*Problem to solve*. Copy out all lines where "contacts" appears.

***

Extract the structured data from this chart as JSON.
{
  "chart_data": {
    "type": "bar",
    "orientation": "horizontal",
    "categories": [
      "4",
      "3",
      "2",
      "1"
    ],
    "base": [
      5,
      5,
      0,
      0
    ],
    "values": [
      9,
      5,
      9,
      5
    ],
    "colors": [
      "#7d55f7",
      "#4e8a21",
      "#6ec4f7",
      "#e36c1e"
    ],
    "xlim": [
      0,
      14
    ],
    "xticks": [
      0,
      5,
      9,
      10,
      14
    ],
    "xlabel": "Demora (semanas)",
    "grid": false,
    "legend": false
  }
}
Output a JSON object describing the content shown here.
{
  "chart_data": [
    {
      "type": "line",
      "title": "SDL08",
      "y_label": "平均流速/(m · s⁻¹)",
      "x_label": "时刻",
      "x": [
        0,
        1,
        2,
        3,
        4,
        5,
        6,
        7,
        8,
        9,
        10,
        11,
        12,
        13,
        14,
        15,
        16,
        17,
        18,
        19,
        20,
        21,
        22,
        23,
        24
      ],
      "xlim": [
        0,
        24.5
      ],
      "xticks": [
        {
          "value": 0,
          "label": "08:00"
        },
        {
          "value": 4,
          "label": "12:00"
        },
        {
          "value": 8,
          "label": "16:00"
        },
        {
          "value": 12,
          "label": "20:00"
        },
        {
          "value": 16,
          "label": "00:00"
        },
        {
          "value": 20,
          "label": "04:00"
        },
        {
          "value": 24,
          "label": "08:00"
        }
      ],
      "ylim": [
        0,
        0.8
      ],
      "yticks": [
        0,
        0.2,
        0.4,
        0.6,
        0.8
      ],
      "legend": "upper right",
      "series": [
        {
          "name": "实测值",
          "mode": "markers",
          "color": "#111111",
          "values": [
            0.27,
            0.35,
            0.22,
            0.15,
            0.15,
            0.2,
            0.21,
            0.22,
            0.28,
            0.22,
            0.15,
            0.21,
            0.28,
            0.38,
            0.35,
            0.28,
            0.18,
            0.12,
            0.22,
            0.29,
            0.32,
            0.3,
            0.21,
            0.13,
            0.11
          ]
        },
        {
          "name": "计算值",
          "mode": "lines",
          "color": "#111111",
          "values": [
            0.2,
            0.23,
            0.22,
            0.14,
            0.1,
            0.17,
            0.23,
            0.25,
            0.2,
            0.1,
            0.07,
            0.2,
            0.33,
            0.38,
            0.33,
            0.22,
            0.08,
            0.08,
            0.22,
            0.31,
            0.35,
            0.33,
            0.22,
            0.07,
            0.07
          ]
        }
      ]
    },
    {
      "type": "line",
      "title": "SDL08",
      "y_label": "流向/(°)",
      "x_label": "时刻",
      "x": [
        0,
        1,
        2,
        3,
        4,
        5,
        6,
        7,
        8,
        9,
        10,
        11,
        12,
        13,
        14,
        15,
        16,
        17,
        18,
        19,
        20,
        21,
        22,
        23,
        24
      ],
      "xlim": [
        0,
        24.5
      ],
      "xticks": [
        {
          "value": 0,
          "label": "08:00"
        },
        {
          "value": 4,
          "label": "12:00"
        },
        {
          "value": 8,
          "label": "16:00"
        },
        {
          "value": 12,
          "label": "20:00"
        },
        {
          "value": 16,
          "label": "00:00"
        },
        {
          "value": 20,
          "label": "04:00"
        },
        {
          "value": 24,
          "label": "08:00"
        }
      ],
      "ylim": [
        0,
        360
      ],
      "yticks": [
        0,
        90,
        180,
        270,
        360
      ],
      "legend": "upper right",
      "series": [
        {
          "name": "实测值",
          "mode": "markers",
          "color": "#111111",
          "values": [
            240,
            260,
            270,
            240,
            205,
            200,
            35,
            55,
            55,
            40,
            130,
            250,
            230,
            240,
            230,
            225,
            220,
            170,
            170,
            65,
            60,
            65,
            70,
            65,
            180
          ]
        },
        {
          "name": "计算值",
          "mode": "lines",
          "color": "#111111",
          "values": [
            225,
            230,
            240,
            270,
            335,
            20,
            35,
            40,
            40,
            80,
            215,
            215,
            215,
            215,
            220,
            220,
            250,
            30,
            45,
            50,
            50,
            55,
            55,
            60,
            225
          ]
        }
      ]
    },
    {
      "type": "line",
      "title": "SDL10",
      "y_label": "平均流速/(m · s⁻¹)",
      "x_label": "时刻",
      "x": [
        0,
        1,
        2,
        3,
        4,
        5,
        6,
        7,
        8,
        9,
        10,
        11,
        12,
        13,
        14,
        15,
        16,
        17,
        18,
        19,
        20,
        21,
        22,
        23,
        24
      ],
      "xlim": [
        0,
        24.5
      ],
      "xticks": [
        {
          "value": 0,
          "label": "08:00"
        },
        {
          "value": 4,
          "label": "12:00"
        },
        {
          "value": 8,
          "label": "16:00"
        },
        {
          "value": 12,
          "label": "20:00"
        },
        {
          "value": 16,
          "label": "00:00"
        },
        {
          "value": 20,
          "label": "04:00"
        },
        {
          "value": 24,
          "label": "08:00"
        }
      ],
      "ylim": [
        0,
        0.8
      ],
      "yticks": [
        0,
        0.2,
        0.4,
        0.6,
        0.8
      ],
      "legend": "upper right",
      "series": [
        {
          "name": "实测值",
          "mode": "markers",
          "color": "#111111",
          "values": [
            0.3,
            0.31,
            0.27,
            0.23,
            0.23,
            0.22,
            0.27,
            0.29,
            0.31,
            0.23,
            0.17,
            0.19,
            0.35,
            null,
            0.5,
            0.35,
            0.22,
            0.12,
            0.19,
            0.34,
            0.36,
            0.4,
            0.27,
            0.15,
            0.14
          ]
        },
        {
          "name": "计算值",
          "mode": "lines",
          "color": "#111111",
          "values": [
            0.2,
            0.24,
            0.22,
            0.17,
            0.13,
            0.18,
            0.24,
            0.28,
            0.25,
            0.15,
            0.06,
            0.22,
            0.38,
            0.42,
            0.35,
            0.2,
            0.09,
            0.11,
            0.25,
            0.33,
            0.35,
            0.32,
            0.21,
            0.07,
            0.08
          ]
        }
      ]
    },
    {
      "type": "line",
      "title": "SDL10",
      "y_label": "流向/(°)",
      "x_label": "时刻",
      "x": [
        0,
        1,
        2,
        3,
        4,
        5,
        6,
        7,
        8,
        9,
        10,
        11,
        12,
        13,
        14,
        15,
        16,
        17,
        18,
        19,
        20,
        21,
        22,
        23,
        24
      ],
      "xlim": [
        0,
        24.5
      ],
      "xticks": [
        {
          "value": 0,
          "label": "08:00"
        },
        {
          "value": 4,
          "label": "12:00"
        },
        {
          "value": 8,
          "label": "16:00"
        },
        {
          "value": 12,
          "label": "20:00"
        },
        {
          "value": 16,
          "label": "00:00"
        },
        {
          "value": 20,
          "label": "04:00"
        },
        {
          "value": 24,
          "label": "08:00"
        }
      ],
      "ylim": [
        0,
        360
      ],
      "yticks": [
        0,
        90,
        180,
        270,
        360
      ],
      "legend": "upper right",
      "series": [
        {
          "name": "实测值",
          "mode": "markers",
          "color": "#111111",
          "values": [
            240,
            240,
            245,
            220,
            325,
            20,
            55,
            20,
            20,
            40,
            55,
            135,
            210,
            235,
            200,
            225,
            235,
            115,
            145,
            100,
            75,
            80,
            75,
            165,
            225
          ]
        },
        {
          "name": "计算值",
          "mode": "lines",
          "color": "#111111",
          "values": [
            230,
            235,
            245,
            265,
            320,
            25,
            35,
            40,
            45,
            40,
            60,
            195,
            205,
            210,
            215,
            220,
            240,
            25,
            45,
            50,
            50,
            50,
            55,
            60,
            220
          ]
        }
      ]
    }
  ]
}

***

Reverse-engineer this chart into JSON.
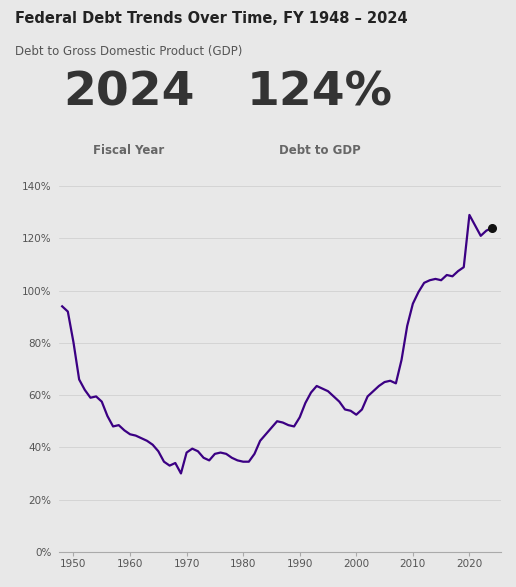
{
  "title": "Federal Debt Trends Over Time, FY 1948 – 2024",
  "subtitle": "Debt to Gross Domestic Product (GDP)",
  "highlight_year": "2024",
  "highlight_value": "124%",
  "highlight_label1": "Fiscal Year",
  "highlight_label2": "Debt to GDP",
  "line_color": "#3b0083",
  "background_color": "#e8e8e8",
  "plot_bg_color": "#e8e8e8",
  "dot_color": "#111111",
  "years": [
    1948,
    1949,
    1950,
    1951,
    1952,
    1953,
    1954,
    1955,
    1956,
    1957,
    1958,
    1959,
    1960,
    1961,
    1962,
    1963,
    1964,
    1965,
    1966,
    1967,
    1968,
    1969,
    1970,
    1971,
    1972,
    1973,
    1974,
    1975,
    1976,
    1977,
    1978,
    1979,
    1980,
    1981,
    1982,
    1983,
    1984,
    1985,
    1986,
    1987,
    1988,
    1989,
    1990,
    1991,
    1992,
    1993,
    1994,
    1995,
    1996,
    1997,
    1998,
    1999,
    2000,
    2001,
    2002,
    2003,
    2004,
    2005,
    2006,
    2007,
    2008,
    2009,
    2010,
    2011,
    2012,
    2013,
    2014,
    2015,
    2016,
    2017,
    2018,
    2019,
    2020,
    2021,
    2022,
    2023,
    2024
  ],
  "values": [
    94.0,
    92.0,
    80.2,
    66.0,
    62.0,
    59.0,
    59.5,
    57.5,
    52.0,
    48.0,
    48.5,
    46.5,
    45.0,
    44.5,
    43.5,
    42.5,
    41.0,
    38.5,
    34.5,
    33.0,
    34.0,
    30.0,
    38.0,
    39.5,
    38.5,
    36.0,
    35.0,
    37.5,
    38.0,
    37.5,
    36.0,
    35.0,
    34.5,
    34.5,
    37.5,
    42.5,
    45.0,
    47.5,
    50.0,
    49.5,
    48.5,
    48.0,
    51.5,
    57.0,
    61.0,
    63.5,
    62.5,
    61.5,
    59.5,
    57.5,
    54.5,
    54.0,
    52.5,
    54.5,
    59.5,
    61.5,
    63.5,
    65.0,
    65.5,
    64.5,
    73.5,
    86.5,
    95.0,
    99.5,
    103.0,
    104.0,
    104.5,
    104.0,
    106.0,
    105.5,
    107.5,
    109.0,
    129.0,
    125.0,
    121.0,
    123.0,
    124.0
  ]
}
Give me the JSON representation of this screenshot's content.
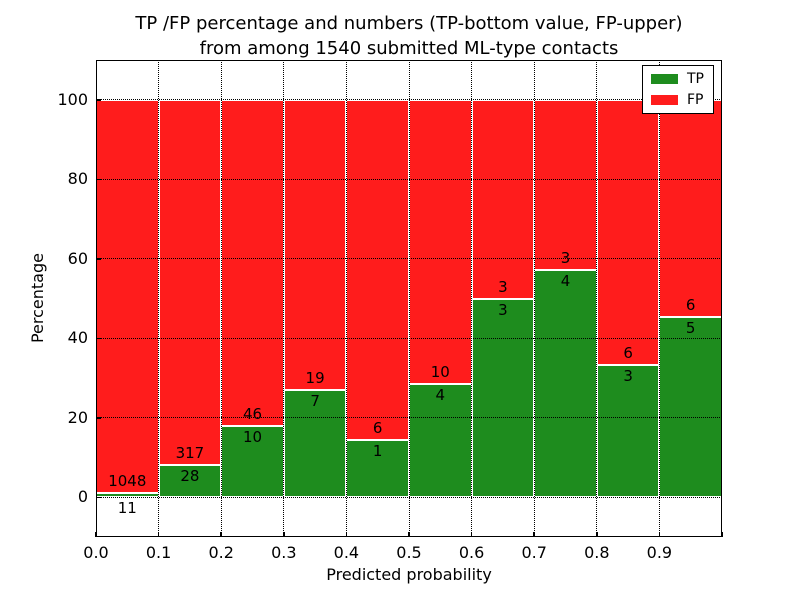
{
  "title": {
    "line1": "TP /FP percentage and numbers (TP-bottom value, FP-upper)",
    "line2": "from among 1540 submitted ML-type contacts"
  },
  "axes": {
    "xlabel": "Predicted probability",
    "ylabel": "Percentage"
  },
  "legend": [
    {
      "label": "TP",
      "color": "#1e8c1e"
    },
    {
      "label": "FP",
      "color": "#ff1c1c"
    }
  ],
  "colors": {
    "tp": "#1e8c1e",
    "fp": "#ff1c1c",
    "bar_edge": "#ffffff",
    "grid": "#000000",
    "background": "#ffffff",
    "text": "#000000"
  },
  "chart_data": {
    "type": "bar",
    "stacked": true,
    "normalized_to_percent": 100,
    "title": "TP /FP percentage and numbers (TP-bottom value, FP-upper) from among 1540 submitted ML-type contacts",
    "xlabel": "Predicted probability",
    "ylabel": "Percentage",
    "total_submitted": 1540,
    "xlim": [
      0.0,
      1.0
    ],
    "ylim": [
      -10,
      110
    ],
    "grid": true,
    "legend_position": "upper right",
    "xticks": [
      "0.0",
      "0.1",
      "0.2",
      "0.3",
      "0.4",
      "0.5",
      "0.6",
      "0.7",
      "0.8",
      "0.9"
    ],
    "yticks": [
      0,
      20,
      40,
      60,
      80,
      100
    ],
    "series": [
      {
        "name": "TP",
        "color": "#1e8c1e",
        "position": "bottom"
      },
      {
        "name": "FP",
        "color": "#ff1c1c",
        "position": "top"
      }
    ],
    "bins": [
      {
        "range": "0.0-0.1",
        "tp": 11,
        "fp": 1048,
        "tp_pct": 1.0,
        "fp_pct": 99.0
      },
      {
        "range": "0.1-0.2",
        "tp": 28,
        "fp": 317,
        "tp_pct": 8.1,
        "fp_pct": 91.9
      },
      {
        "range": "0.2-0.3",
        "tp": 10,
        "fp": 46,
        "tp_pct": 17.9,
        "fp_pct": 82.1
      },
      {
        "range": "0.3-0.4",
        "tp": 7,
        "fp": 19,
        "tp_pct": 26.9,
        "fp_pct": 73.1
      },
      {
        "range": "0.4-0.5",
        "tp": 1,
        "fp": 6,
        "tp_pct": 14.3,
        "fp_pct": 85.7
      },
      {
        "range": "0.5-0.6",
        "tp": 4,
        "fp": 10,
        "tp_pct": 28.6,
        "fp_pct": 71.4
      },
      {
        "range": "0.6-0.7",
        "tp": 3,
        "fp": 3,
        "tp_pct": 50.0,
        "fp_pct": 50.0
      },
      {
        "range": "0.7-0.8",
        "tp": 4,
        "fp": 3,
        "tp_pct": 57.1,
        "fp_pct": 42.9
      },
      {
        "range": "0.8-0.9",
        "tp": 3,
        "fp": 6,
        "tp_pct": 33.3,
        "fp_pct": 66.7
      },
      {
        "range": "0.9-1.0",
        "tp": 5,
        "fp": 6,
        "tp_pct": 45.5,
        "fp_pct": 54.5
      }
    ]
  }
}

***

*The result*.
    "line2": "from among 1540 submitted ML-type contacts"
    "title": "TP /FP percentage and numbers (TP-bottom value, FP-upper) from among 1540 submitted ML-type contacts",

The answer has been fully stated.